_Data records_.
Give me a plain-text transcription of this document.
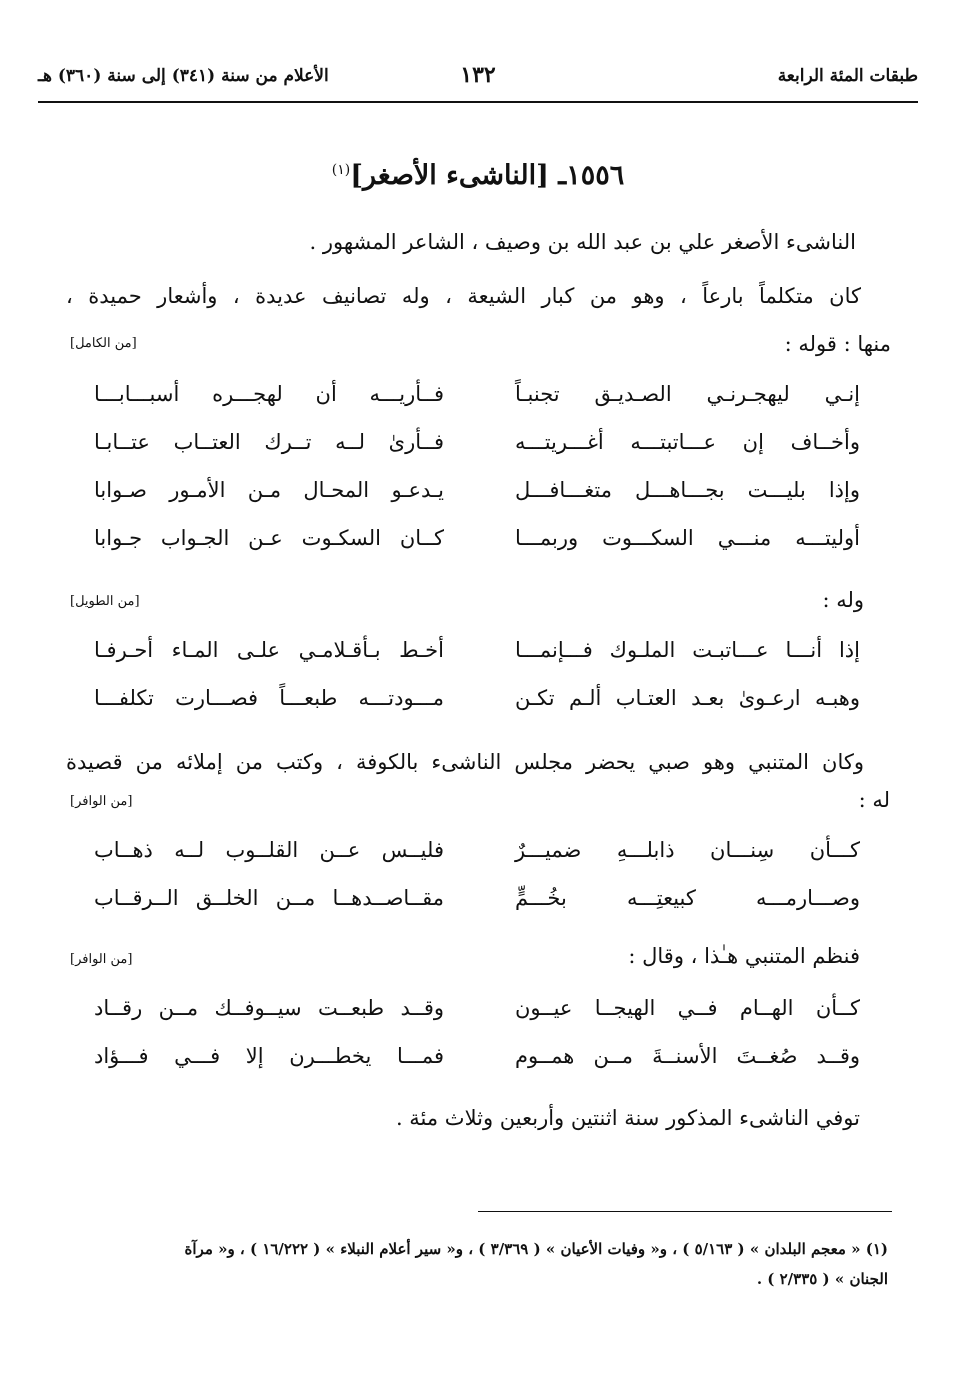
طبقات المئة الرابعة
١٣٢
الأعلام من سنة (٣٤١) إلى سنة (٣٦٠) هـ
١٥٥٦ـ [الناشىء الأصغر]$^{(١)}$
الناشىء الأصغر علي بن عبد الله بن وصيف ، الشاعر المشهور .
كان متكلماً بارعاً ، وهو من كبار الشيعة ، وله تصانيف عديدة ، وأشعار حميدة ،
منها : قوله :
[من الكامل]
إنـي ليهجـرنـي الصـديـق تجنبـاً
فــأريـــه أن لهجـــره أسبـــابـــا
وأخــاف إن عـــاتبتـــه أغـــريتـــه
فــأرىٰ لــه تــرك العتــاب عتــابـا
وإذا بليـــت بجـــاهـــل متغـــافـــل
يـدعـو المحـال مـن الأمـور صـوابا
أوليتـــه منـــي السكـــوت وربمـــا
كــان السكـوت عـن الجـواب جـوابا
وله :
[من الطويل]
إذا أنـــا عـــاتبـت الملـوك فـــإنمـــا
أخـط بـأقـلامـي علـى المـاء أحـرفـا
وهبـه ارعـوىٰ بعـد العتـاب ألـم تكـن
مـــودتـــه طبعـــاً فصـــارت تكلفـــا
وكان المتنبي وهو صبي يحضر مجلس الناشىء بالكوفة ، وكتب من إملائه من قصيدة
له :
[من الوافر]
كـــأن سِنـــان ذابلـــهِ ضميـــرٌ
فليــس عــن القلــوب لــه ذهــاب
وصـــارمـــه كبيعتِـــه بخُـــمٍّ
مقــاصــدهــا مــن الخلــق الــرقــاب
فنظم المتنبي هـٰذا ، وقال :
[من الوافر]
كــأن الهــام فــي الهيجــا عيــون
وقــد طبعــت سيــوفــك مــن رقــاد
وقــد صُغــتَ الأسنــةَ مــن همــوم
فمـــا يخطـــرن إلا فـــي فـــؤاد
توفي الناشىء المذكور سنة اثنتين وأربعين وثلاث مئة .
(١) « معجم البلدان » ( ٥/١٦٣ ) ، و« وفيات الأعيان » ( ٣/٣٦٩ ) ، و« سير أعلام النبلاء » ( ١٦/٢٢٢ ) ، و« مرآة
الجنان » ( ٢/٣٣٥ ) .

---

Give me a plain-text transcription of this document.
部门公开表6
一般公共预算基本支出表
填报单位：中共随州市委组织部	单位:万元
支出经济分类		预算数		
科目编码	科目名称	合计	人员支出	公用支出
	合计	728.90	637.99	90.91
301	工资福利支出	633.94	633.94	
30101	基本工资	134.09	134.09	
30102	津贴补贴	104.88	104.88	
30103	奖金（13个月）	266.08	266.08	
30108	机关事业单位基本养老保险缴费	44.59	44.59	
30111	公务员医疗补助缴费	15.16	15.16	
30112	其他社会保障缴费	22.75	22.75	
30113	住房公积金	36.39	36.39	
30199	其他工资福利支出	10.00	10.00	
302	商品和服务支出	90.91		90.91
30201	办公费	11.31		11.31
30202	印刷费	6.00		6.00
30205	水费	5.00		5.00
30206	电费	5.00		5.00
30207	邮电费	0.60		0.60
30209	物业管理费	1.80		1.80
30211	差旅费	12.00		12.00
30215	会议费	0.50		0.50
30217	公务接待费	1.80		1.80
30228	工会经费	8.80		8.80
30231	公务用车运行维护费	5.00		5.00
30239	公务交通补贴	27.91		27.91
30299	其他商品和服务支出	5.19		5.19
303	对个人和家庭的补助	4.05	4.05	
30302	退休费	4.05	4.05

_Set exercise_.
In the entries above, find each line with the word "الأصغر" and show it.

_Solution to this problem_.
١٥٥٦ـ [الناشىء الأصغر]$^{(١)}$
الناشىء الأصغر علي بن عبد الله بن وصيف ، الشاعر المشهور .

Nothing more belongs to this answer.